▸ **DO THIS**
Render the following material again verbatim, leaving nothing out.

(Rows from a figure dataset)

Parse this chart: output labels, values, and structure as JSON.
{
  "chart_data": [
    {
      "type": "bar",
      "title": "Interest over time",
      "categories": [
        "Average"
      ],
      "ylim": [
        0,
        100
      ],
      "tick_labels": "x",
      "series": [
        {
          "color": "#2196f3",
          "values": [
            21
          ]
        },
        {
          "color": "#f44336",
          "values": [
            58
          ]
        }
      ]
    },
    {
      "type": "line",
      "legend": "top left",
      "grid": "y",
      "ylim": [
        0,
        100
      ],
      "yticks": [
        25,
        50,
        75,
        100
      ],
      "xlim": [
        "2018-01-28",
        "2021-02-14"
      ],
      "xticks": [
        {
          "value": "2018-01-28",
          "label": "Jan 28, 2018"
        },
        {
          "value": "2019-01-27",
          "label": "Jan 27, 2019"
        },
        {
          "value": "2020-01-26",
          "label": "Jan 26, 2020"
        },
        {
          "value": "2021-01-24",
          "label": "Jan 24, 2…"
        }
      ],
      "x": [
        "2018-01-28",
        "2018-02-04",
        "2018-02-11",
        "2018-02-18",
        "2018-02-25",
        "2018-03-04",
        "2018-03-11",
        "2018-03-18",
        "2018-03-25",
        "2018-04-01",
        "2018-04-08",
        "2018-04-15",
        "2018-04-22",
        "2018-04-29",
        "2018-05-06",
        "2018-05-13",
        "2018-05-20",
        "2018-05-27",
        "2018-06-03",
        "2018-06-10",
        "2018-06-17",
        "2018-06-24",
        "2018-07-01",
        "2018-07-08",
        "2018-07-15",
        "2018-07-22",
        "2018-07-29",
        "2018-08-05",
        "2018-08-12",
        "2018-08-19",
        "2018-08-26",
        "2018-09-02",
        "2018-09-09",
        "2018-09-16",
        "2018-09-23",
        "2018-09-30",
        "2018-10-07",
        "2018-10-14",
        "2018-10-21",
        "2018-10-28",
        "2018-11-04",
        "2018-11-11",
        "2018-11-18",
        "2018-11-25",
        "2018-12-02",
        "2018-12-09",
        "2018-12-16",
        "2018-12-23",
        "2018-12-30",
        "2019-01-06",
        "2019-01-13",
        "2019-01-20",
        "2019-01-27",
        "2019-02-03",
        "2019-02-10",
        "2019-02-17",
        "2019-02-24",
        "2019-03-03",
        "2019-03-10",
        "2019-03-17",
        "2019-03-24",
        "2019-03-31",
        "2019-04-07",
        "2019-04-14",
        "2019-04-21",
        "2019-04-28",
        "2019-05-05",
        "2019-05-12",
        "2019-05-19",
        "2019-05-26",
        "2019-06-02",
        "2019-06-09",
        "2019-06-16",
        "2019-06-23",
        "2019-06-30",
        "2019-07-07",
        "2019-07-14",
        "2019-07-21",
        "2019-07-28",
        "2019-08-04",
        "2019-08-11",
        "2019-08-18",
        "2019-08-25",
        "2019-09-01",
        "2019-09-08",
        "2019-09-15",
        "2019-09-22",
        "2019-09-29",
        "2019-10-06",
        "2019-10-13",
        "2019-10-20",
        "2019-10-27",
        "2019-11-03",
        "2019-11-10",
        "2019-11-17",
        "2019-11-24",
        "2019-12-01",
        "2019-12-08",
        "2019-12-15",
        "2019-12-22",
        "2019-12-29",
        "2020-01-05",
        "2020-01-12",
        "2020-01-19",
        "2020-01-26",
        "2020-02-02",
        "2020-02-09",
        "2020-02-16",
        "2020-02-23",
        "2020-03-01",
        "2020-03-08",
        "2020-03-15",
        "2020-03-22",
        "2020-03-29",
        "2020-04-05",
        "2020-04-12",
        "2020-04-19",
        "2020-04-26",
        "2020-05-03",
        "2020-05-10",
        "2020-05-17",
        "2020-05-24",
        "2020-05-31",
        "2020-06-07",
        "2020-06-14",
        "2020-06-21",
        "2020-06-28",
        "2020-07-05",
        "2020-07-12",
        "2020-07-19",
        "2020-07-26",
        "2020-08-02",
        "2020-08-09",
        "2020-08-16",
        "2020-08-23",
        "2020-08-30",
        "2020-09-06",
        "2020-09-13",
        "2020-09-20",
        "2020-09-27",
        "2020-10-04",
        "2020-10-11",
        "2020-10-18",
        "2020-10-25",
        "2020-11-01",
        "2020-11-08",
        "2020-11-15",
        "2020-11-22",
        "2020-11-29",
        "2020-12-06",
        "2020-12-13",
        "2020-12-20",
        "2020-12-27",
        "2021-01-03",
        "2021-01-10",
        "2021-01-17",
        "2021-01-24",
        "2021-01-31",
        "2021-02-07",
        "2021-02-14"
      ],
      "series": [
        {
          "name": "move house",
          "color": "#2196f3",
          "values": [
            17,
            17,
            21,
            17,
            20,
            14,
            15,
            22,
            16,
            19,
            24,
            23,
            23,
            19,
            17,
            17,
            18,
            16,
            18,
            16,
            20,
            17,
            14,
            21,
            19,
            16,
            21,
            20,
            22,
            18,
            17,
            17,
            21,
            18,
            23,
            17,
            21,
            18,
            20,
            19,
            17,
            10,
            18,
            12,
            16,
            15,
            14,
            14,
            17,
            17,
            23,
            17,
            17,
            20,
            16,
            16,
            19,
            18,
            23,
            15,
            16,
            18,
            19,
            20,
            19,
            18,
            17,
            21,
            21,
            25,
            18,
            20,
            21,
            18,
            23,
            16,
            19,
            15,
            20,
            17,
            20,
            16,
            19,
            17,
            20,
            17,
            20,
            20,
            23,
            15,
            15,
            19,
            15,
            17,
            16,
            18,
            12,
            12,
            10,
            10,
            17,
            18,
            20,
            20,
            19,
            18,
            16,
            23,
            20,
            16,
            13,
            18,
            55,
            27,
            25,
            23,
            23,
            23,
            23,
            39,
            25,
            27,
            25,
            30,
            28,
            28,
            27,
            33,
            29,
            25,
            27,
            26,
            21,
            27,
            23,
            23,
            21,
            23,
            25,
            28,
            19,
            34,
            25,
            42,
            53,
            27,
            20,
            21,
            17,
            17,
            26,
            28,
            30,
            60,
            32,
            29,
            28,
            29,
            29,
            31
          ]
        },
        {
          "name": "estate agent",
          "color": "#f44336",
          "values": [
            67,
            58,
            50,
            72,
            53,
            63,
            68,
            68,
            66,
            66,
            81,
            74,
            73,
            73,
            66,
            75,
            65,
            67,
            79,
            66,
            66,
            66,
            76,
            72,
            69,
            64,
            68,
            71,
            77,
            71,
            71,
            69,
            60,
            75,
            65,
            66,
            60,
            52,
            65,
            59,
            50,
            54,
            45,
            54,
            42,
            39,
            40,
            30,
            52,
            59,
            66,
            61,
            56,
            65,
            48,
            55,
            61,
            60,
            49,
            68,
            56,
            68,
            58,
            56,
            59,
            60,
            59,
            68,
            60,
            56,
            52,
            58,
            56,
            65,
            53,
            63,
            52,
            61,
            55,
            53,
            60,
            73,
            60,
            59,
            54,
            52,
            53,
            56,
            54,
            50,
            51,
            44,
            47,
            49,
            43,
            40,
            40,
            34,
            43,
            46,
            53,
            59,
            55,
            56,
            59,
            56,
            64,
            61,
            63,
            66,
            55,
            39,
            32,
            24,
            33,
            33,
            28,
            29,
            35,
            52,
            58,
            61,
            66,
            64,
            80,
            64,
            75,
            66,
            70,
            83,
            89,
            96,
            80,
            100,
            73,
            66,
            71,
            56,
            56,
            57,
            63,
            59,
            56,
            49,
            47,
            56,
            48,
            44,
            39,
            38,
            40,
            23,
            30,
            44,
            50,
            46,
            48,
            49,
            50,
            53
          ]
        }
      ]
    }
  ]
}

▸ **FINISHED ANSWER**
Parse this chart: output labels, values, and structure as JSON.
{
  "chart_data": [
    {
      "type": "bar",
      "title": "Interest over time",
      "categories": [
        "Average"
      ],
      "ylim": [
        0,
        100
      ],
      "tick_labels": "x",
      "series": [
        {
          "color": "#2196f3",
          "values": [
            21
          ]
        },
        {
          "color": "#f44336",
          "values": [
            58
          ]
        }
      ]
    },
    {
      "type": "line",
      "legend": "top left",
      "grid": "y",
      "ylim": [
        0,
        100
      ],
      "yticks": [
        25,
        50,
        75,
        100
      ],
      "xlim": [
        "2018-01-28",
        "2021-02-14"
      ],
      "xticks": [
        {
          "value": "2018-01-28",
          "label": "Jan 28, 2018"
        },
        {
          "value": "2019-01-27",
          "label": "Jan 27, 2019"
        },
        {
          "value": "2020-01-26",
          "label": "Jan 26, 2020"
        },
        {
          "value": "2021-01-24",
          "label": "Jan 24, 2…"
        }
      ],
      "x": [
        "2018-01-28",
        "2018-02-04",
        "2018-02-11",
        "2018-02-18",
        "2018-02-25",
        "2018-03-04",
        "2018-03-11",
        "2018-03-18",
        "2018-03-25",
        "2018-04-01",
        "2018-04-08",
        "2018-04-15",
        "2018-04-22",
        "2018-04-29",
        "2018-05-06",
        "2018-05-13",
        "2018-05-20",
        "2018-05-27",
        "2018-06-03",
        "2018-06-10",
        "2018-06-17",
        "2018-06-24",
        "2018-07-01",
        "2018-07-08",
        "2018-07-15",
        "2018-07-22",
        "2018-07-29",
        "2018-08-05",
        "2018-08-12",
        "2018-08-19",
        "2018-08-26",
        "2018-09-02",
        "2018-09-09",
        "2018-09-16",
        "2018-09-23",
        "2018-09-30",
        "2018-10-07",
        "2018-10-14",
        "2018-10-21",
        "2018-10-28",
        "2018-11-04",
        "2018-11-11",
        "2018-11-18",
        "2018-11-25",
        "2018-12-02",
        "2018-12-09",
        "2018-12-16",
        "2018-12-23",
        "2018-12-30",
        "2019-01-06",
        "2019-01-13",
        "2019-01-20",
        "2019-01-27",
        "2019-02-03",
        "2019-02-10",
        "2019-02-17",
        "2019-02-24",
        "2019-03-03",
        "2019-03-10",
        "2019-03-17",
        "2019-03-24",
        "2019-03-31",
        "2019-04-07",
        "2019-04-14",
        "2019-04-21",
        "2019-04-28",
        "2019-05-05",
        "2019-05-12",
        "2019-05-19",
        "2019-05-26",
        "2019-06-02",
        "2019-06-09",
        "2019-06-16",
        "2019-06-23",
        "2019-06-30",
        "2019-07-07",
        "2019-07-14",
        "2019-07-21",
        "2019-07-28",
        "2019-08-04",
        "2019-08-11",
        "2019-08-18",
        "2019-08-25",
        "2019-09-01",
        "2019-09-08",
        "2019-09-15",
        "2019-09-22",
        "2019-09-29",
        "2019-10-06",
        "2019-10-13",
        "2019-10-20",
        "2019-10-27",
        "2019-11-03",
        "2019-11-10",
        "2019-11-17",
        "2019-11-24",
        "2019-12-01",
        "2019-12-08",
        "2019-12-15",
        "2019-12-22",
        "2019-12-29",
        "2020-01-05",
        "2020-01-12",
        "2020-01-19",
        "2020-01-26",
        "2020-02-02",
        "2020-02-09",
        "2020-02-16",
        "2020-02-23",
        "2020-03-01",
        "2020-03-08",
        "2020-03-15",
        "2020-03-22",
        "2020-03-29",
        "2020-04-05",
        "2020-04-12",
        "2020-04-19",
        "2020-04-26",
        "2020-05-03",
        "2020-05-10",
        "2020-05-17",
        "2020-05-24",
        "2020-05-31",
        "2020-06-07",
        "2020-06-14",
        "2020-06-21",
        "2020-06-28",
        "2020-07-05",
        "2020-07-12",
        "2020-07-19",
        "2020-07-26",
        "2020-08-02",
        "2020-08-09",
        "2020-08-16",
        "2020-08-23",
        "2020-08-30",
        "2020-09-06",
        "2020-09-13",
        "2020-09-20",
        "2020-09-27",
        "2020-10-04",
        "2020-10-11",
        "2020-10-18",
        "2020-10-25",
        "2020-11-01",
        "2020-11-08",
        "2020-11-15",
        "2020-11-22",
        "2020-11-29",
        "2020-12-06",
        "2020-12-13",
        "2020-12-20",
        "2020-12-27",
        "2021-01-03",
        "2021-01-10",
        "2021-01-17",
        "2021-01-24",
        "2021-01-31",
        "2021-02-07",
        "2021-02-14"
      ],
      "series": [
        {
          "name": "move house",
          "color": "#2196f3",
          "values": [
            17,
            17,
            21,
            17,
            20,
            14,
            15,
            22,
            16,
            19,
            24,
            23,
            23,
            19,
            17,
            17,
            18,
            16,
            18,
            16,
            20,
            17,
            14,
            21,
            19,
            16,
            21,
            20,
            22,
            18,
            17,
            17,
            21,
            18,
            23,
            17,
            21,
            18,
            20,
            19,
            17,
            10,
            18,
            12,
            16,
            15,
            14,
            14,
            17,
            17,
            23,
            17,
            17,
            20,
            16,
            16,
            19,
            18,
            23,
            15,
            16,
            18,
            19,
            20,
            19,
            18,
            17,
            21,
            21,
            25,
            18,
            20,
            21,
            18,
            23,
            16,
            19,
            15,
            20,
            17,
            20,
            16,
            19,
            17,
            20,
            17,
            20,
            20,
            23,
            15,
            15,
            19,
            15,
            17,
            16,
            18,
            12,
            12,
            10,
            10,
            17,
            18,
            20,
            20,
            19,
            18,
            16,
            23,
            20,
            16,
            13,
            18,
            55,
            27,
            25,
            23,
            23,
            23,
            23,
            39,
            25,
            27,
            25,
            30,
            28,
            28,
            27,
            33,
            29,
            25,
            27,
            26,
            21,
            27,
            23,
            23,
            21,
            23,
            25,
            28,
            19,
            34,
            25,
            42,
            53,
            27,
            20,
            21,
            17,
            17,
            26,
            28,
            30,
            60,
            32,
            29,
            28,
            29,
            29,
            31
          ]
        },
        {
          "name": "estate agent",
          "color": "#f44336",
          "values": [
            67,
            58,
            50,
            72,
            53,
            63,
            68,
            68,
            66,
            66,
            81,
            74,
            73,
            73,
            66,
            75,
            65,
            67,
            79,
            66,
            66,
            66,
            76,
            72,
            69,
            64,
            68,
            71,
            77,
            71,
            71,
            69,
            60,
            75,
            65,
            66,
            60,
            52,
            65,
            59,
            50,
            54,
            45,
            54,
            42,
            39,
            40,
            30,
            52,
            59,
            66,
            61,
            56,
            65,
            48,
            55,
            61,
            60,
            49,
            68,
            56,
            68,
            58,
            56,
            59,
            60,
            59,
            68,
            60,
            56,
            52,
            58,
            56,
            65,
            53,
            63,
            52,
            61,
            55,
            53,
            60,
            73,
            60,
            59,
            54,
            52,
            53,
            56,
            54,
            50,
            51,
            44,
            47,
            49,
            43,
            40,
            40,
            34,
            43,
            46,
            53,
            59,
            55,
            56,
            59,
            56,
            64,
            61,
            63,
            66,
            55,
            39,
            32,
            24,
            33,
            33,
            28,
            29,
            35,
            52,
            58,
            61,
            66,
            64,
            80,
            64,
            75,
            66,
            70,
            83,
            89,
            96,
            80,
            100,
            73,
            66,
            71,
            56,
            56,
            57,
            63,
            59,
            56,
            49,
            47,
            56,
            48,
            44,
            39,
            38,
            40,
            23,
            30,
            44,
            50,
            46,
            48,
            49,
            50,
            53
          ]
        }
      ]
    }
  ]
}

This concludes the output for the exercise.